> How to complete this task
Report every line of the records that includes the word "axis".

[Stored data entries]
▬▬▬
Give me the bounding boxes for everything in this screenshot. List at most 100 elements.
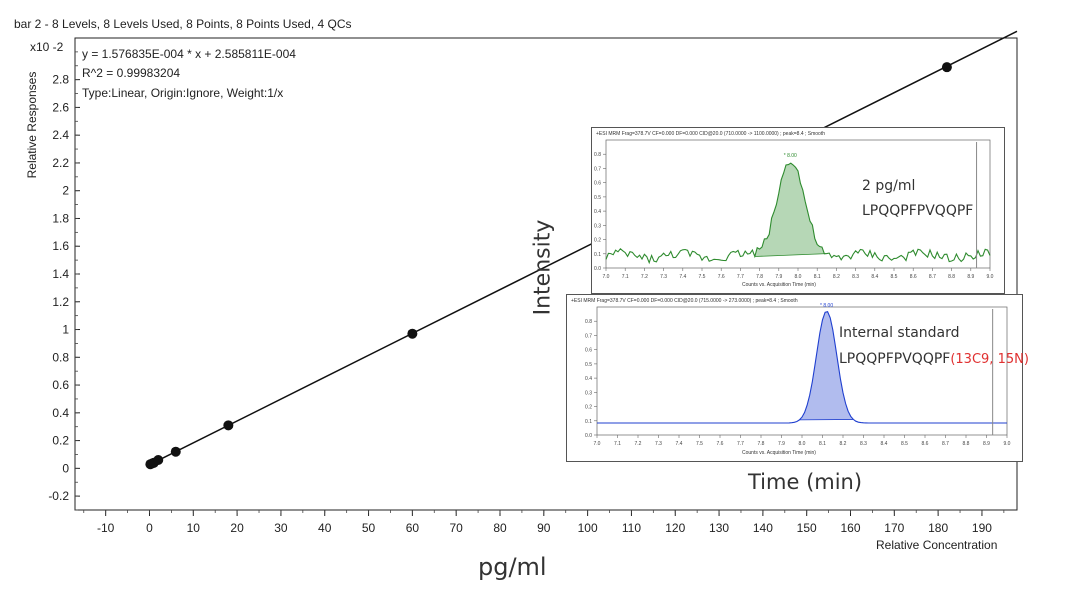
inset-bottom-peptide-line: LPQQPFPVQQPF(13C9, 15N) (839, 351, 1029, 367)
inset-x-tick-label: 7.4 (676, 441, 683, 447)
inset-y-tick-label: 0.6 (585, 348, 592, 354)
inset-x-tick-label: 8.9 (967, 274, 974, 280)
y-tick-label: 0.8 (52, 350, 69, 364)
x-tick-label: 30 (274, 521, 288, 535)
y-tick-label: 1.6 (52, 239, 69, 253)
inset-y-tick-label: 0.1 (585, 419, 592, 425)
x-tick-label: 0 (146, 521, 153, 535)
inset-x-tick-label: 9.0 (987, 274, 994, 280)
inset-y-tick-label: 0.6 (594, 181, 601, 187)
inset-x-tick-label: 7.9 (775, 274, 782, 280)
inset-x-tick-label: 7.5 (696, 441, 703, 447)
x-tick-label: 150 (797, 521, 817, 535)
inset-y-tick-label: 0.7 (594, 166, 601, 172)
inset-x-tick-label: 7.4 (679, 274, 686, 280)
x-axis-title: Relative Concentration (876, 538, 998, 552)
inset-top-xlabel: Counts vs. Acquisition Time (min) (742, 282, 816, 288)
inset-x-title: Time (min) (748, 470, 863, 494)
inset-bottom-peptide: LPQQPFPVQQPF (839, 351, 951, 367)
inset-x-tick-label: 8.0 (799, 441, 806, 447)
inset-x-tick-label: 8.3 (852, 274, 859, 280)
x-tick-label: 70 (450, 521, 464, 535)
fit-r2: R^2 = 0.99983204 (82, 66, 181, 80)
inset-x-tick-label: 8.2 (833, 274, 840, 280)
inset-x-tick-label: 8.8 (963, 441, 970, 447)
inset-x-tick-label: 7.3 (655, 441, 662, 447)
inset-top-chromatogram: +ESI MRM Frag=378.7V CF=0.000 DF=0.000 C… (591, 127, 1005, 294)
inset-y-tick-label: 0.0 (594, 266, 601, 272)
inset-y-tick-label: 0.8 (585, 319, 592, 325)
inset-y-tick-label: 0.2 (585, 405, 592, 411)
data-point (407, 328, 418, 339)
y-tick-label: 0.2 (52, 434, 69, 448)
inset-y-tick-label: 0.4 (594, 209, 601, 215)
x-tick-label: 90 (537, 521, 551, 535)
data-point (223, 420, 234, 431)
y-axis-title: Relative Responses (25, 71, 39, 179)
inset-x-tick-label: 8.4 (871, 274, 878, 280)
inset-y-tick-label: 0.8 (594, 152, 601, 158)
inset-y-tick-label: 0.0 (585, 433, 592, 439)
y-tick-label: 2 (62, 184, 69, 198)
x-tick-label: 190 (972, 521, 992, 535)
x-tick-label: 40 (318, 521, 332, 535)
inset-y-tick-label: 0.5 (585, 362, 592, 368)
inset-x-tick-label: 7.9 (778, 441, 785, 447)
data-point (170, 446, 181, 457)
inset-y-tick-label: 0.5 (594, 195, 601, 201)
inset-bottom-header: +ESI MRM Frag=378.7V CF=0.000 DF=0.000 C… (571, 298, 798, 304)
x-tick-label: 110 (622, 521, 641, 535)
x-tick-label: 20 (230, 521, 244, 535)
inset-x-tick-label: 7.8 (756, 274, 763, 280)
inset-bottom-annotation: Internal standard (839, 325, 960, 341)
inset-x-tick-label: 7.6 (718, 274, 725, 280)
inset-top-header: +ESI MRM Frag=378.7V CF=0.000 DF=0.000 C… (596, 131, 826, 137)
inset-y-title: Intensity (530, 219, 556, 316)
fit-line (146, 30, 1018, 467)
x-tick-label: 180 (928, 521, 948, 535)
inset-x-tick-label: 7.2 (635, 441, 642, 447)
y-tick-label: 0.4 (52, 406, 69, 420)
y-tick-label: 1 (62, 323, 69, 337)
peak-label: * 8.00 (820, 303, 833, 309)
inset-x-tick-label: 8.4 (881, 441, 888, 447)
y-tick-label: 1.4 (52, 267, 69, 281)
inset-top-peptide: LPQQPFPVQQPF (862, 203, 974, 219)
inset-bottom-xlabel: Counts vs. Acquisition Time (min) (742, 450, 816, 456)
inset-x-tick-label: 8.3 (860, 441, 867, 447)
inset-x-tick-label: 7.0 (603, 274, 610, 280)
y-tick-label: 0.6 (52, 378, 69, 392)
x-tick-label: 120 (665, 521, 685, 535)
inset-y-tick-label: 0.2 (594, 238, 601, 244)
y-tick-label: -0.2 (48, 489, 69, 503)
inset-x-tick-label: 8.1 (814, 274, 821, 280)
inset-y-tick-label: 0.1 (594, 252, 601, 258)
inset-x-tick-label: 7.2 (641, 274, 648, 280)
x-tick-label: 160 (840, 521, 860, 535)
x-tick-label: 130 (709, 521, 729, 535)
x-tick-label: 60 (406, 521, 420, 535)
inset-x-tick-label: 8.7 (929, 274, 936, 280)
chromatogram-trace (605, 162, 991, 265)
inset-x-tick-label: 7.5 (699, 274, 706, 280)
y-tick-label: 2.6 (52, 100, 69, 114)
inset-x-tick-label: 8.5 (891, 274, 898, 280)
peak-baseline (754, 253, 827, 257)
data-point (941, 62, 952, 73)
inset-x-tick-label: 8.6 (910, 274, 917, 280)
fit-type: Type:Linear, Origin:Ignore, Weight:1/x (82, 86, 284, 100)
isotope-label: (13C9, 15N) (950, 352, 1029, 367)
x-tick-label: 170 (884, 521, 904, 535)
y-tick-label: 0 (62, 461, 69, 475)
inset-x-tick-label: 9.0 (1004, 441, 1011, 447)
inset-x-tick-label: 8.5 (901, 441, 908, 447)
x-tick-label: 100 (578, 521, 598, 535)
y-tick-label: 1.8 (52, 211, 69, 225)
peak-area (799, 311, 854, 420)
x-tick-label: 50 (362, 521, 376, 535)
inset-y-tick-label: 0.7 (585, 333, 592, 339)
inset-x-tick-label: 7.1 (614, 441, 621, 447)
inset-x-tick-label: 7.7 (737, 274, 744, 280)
▬▬▬
> Exercise result
x-axis-title: Relative Concentration (876, 538, 998, 552)
y-axis-title: Relative Responses (25, 71, 39, 179)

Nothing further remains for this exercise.